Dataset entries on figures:
========

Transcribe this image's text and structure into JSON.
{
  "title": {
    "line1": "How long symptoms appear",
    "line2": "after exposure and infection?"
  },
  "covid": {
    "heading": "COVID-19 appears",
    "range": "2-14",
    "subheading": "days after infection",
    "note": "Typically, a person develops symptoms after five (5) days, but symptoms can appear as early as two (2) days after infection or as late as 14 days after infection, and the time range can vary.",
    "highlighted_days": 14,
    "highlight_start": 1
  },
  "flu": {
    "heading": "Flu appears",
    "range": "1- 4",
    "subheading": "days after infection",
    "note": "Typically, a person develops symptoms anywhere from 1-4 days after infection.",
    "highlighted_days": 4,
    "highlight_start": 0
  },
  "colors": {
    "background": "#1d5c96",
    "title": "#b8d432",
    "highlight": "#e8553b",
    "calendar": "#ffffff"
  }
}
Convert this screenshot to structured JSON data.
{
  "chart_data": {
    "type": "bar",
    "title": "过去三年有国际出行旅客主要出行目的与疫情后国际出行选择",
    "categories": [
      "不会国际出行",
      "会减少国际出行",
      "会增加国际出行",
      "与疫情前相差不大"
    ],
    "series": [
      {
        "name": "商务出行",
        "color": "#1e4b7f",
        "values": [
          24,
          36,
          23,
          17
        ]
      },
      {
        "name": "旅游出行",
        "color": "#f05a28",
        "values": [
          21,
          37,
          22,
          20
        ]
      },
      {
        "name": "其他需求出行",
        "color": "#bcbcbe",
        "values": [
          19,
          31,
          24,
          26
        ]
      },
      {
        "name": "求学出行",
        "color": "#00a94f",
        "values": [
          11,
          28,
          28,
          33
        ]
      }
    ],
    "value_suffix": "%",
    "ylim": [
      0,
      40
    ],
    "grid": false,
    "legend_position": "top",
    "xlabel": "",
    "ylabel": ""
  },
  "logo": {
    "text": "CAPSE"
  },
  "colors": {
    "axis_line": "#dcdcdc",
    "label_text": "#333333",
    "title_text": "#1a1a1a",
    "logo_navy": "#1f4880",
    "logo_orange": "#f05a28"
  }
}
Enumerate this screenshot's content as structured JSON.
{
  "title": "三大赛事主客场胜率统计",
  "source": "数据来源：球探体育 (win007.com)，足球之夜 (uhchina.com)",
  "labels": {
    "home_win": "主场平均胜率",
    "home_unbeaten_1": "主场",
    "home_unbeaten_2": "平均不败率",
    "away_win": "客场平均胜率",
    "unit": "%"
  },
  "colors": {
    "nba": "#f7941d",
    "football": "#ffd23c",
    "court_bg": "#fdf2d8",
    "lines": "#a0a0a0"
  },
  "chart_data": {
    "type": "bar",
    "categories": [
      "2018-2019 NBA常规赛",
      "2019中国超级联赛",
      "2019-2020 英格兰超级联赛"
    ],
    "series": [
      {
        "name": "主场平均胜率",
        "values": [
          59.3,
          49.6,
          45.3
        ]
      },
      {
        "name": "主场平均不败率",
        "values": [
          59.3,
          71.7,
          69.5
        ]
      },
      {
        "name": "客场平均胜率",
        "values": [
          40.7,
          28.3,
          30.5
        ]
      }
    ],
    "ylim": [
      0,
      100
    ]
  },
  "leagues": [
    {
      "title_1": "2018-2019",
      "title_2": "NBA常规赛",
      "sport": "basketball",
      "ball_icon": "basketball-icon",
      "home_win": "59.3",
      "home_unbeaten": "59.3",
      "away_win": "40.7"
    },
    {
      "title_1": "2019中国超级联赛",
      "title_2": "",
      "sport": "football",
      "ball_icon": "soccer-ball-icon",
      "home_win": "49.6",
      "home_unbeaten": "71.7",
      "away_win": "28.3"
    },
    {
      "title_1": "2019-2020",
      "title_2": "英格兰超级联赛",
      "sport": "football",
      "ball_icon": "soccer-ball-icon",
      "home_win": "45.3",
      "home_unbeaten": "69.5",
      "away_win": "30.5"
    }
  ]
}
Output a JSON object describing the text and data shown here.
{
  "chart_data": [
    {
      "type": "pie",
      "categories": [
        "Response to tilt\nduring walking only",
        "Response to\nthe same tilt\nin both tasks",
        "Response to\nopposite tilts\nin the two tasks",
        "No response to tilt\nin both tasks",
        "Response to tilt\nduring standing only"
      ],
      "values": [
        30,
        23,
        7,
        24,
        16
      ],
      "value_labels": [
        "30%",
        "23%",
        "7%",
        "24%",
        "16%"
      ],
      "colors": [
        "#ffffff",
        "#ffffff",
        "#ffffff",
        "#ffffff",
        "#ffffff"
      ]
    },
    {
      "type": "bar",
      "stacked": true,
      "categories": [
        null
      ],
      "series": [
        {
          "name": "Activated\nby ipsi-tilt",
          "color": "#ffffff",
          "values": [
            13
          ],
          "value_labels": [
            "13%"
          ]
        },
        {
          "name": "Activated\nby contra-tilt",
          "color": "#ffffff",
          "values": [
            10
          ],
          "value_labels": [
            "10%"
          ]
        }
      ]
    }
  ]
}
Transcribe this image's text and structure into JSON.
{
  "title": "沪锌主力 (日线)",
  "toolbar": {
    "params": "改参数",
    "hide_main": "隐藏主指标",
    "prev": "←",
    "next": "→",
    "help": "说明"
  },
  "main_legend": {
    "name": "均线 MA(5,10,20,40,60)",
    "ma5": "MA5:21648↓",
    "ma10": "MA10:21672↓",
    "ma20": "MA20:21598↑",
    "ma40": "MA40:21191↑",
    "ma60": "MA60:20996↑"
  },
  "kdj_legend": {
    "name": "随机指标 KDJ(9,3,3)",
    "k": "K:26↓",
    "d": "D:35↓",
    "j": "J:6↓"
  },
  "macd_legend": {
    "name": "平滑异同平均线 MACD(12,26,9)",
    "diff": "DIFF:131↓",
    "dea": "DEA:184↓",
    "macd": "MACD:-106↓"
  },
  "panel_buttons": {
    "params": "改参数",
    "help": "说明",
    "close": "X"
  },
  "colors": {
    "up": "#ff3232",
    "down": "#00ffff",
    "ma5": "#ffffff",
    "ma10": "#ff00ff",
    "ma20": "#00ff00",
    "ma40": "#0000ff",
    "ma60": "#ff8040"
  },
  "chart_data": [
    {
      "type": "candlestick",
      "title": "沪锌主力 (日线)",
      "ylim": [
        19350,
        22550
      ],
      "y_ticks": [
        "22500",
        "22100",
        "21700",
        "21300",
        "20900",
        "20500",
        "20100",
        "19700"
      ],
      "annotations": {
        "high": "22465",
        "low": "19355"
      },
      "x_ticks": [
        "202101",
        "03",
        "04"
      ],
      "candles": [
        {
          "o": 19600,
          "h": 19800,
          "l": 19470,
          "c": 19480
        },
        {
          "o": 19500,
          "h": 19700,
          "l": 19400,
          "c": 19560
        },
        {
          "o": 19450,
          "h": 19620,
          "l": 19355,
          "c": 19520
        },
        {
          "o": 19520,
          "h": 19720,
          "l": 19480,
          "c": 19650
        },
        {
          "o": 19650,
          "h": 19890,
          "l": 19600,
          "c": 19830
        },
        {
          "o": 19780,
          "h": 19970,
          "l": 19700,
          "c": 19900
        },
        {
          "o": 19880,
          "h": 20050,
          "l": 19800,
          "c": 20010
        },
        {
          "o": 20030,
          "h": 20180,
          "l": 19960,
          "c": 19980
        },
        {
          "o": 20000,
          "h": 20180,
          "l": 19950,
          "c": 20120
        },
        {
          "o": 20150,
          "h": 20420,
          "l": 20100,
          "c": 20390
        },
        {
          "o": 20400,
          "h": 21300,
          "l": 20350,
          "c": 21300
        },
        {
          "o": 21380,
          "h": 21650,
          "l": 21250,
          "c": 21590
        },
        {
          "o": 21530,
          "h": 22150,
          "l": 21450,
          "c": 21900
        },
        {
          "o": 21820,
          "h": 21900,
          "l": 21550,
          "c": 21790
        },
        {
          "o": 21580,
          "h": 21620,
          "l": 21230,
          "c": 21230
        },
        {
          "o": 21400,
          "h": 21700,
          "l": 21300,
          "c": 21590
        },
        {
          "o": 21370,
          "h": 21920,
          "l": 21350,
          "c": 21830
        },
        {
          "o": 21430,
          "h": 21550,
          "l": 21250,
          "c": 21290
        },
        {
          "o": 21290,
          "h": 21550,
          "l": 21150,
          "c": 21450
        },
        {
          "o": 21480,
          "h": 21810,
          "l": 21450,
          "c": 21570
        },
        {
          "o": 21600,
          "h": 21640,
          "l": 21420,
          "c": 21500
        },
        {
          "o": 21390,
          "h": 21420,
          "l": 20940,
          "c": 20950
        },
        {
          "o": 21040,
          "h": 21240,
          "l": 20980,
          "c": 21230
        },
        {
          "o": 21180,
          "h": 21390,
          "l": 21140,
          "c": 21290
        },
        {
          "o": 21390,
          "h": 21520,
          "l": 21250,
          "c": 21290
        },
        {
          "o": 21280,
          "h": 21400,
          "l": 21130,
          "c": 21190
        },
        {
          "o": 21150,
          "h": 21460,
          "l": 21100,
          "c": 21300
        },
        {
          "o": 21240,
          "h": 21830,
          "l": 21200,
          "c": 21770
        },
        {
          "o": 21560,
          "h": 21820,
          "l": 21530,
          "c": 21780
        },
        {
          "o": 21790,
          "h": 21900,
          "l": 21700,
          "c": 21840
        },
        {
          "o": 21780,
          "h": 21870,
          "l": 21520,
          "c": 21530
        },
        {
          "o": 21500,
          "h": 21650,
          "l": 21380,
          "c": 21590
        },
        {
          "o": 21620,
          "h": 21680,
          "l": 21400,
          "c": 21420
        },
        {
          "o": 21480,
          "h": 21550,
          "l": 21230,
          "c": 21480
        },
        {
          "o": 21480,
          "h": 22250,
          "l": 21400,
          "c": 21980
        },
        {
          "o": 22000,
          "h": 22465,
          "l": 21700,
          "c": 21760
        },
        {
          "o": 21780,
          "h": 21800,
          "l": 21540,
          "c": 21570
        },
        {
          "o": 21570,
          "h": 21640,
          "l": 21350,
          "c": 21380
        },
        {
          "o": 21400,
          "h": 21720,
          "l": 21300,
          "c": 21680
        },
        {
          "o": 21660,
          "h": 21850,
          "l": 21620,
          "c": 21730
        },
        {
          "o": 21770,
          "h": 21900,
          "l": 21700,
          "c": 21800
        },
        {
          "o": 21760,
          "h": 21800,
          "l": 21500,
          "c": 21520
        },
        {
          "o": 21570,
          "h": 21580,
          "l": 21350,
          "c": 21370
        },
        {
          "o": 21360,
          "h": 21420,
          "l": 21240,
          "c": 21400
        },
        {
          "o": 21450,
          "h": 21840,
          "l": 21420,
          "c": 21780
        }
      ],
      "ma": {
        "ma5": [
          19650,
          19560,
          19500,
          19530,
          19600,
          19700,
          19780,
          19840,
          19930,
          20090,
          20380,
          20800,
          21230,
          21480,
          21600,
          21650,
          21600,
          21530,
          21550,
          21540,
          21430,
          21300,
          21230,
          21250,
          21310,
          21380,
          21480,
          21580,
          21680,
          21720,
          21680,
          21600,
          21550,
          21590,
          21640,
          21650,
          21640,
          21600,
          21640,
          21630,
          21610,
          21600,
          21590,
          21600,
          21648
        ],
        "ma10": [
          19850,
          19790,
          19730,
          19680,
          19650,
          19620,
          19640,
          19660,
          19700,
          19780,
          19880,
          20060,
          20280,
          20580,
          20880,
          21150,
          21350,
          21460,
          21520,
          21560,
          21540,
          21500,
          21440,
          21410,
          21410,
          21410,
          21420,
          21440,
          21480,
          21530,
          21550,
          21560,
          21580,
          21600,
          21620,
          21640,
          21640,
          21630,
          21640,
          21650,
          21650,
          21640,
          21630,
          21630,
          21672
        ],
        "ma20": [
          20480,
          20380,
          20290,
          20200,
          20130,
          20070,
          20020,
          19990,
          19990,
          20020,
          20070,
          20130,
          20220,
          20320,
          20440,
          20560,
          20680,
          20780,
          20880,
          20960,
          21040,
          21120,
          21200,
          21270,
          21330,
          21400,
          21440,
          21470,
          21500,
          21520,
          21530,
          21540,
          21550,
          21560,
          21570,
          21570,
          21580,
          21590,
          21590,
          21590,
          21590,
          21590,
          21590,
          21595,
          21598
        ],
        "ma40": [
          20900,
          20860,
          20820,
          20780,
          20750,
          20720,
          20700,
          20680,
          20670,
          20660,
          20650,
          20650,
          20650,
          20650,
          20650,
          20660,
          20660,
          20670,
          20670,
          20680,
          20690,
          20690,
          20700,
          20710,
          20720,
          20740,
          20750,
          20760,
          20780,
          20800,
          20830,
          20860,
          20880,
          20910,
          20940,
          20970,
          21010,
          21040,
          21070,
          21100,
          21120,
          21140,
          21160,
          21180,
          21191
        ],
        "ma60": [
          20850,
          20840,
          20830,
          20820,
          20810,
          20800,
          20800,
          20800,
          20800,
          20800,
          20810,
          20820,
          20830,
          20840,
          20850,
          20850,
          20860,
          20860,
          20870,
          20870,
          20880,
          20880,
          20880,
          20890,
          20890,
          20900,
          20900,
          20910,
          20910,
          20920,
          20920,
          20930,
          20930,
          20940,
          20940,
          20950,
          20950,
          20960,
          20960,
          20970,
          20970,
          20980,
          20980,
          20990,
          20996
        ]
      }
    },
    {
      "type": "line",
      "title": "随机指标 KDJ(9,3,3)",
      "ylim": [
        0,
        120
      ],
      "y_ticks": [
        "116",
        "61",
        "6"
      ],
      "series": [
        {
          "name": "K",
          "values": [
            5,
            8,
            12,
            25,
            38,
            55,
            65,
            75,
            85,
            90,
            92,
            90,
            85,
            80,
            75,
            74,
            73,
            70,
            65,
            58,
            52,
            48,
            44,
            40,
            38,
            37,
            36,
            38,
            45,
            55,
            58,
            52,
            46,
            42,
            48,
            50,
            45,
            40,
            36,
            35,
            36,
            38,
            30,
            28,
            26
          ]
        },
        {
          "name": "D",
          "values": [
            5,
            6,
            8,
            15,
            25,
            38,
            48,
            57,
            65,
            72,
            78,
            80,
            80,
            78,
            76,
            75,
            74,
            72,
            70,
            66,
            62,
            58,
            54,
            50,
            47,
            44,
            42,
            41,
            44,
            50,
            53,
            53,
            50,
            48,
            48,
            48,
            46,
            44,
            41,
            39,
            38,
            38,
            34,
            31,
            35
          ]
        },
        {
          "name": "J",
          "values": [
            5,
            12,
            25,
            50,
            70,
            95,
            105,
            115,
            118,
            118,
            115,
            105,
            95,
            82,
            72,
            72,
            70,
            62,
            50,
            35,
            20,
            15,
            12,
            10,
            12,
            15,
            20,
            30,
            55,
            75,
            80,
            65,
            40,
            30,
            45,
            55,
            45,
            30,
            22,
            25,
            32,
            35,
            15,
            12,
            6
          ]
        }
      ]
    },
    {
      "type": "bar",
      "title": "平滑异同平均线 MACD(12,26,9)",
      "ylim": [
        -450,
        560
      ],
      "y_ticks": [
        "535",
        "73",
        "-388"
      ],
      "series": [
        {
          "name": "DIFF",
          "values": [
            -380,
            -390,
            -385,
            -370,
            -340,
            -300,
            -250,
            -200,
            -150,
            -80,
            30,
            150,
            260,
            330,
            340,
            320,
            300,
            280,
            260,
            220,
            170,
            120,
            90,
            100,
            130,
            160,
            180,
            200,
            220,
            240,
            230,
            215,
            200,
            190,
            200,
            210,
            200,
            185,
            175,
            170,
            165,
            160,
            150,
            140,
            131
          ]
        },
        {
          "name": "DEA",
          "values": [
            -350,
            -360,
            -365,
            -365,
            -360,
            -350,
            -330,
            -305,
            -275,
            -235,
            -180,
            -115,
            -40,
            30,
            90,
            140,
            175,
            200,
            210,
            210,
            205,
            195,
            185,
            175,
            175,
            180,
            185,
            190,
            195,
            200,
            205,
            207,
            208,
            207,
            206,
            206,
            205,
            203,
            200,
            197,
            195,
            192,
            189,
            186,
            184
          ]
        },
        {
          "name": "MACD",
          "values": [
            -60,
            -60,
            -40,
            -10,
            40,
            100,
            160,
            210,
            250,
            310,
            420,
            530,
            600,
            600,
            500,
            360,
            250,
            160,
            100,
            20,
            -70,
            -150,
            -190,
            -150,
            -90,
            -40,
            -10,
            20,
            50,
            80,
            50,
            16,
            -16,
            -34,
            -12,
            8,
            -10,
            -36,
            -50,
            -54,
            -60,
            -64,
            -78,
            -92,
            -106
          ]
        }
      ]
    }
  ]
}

========

The answer is a single number: how many lines include the word "Typically"?

* [THE SOLUTION]: 2